Required work: Please transcribe the data below exactly. Leave the pictures out.

Extracted records
--
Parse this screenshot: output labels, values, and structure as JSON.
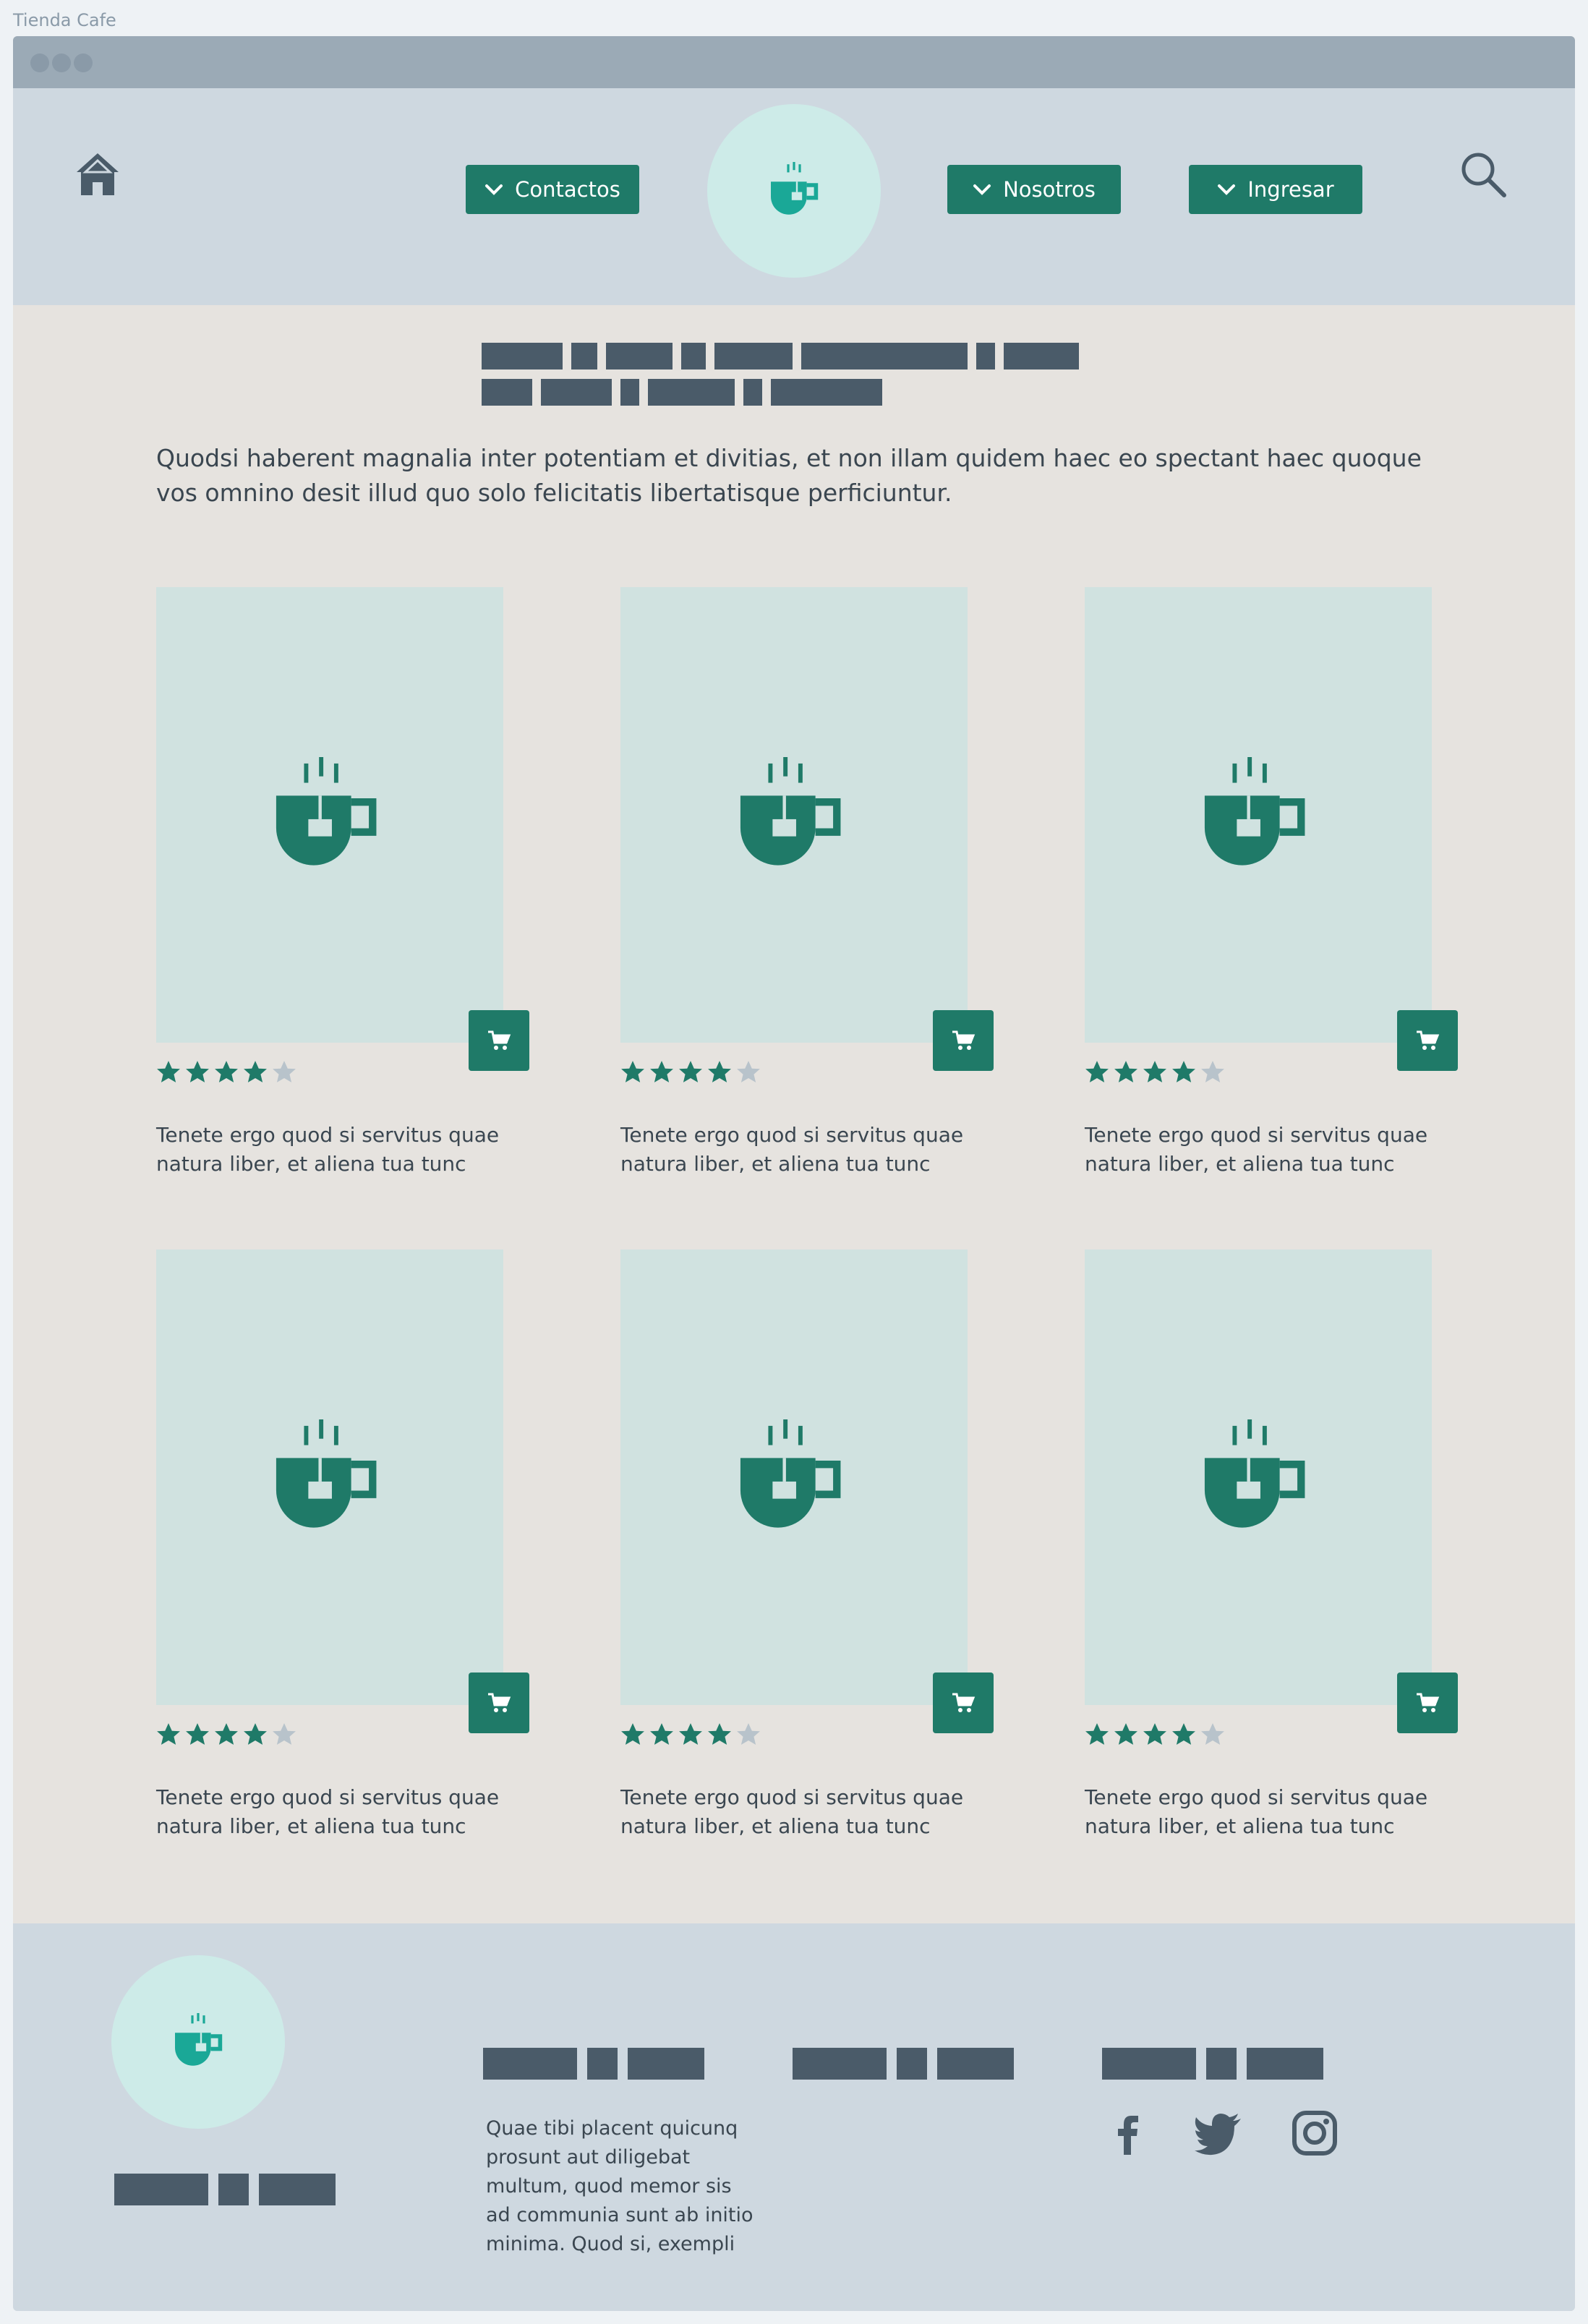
{
  "app": {
    "title": "Tienda Cafe"
  },
  "header": {
    "nav": [
      {
        "label": "Contactos"
      },
      {
        "label": "Nosotros"
      },
      {
        "label": "Ingresar"
      }
    ]
  },
  "main": {
    "intro": "Quodsi haberent magnalia inter potentiam et divitias, et non illam quidem haec eo spectant haec quoque vos omnino desit illud quo solo felicitatis libertatisque perficiuntur.",
    "products": [
      {
        "rating": 4,
        "max_rating": 5,
        "description": "Tenete ergo quod si servitus quae natura liber, et aliena tua tunc"
      },
      {
        "rating": 4,
        "max_rating": 5,
        "description": "Tenete ergo quod si servitus quae natura liber, et aliena tua tunc"
      },
      {
        "rating": 4,
        "max_rating": 5,
        "description": "Tenete ergo quod si servitus quae natura liber, et aliena tua tunc"
      },
      {
        "rating": 4,
        "max_rating": 5,
        "description": "Tenete ergo quod si servitus quae natura liber, et aliena tua tunc"
      },
      {
        "rating": 4,
        "max_rating": 5,
        "description": "Tenete ergo quod si servitus quae natura liber, et aliena tua tunc"
      },
      {
        "rating": 4,
        "max_rating": 5,
        "description": "Tenete ergo quod si servitus quae natura liber, et aliena tua tunc"
      }
    ]
  },
  "footer": {
    "text": "Quae tibi placent quicunq prosunt aut diligebat multum, quod memor sis ad communia sunt ab initio minima. Quod si, exempli",
    "social": [
      "facebook-icon",
      "twitter-icon",
      "instagram-icon"
    ]
  },
  "colors": {
    "accent": "#1f7a68",
    "logo_accent": "#1aa897",
    "header_bg": "#ced8e0",
    "content_bg": "#e6e3df",
    "image_bg": "#d0e2e0",
    "text_blocks": "#4a5b69",
    "star_empty": "#b8c3cb"
  }
}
--
The completed task:
Parse this screenshot: output labels, values, and structure as JSON.
{
  "app": {
    "title": "Tienda Cafe"
  },
  "header": {
    "nav": [
      {
        "label": "Contactos"
      },
      {
        "label": "Nosotros"
      },
      {
        "label": "Ingresar"
      }
    ]
  },
  "main": {
    "intro": "Quodsi haberent magnalia inter potentiam et divitias, et non illam quidem haec eo spectant haec quoque vos omnino desit illud quo solo felicitatis libertatisque perficiuntur.",
    "products": [
      {
        "rating": 4,
        "max_rating": 5,
        "description": "Tenete ergo quod si servitus quae natura liber, et aliena tua tunc"
      },
      {
        "rating": 4,
        "max_rating": 5,
        "description": "Tenete ergo quod si servitus quae natura liber, et aliena tua tunc"
      },
      {
        "rating": 4,
        "max_rating": 5,
        "description": "Tenete ergo quod si servitus quae natura liber, et aliena tua tunc"
      },
      {
        "rating": 4,
        "max_rating": 5,
        "description": "Tenete ergo quod si servitus quae natura liber, et aliena tua tunc"
      },
      {
        "rating": 4,
        "max_rating": 5,
        "description": "Tenete ergo quod si servitus quae natura liber, et aliena tua tunc"
      },
      {
        "rating": 4,
        "max_rating": 5,
        "description": "Tenete ergo quod si servitus quae natura liber, et aliena tua tunc"
      }
    ]
  },
  "footer": {
    "text": "Quae tibi placent quicunq prosunt aut diligebat multum, quod memor sis ad communia sunt ab initio minima. Quod si, exempli",
    "social": [
      "facebook-icon",
      "twitter-icon",
      "instagram-icon"
    ]
  },
  "colors": {
    "accent": "#1f7a68",
    "logo_accent": "#1aa897",
    "header_bg": "#ced8e0",
    "content_bg": "#e6e3df",
    "image_bg": "#d0e2e0",
    "text_blocks": "#4a5b69",
    "star_empty": "#b8c3cb"
  }
}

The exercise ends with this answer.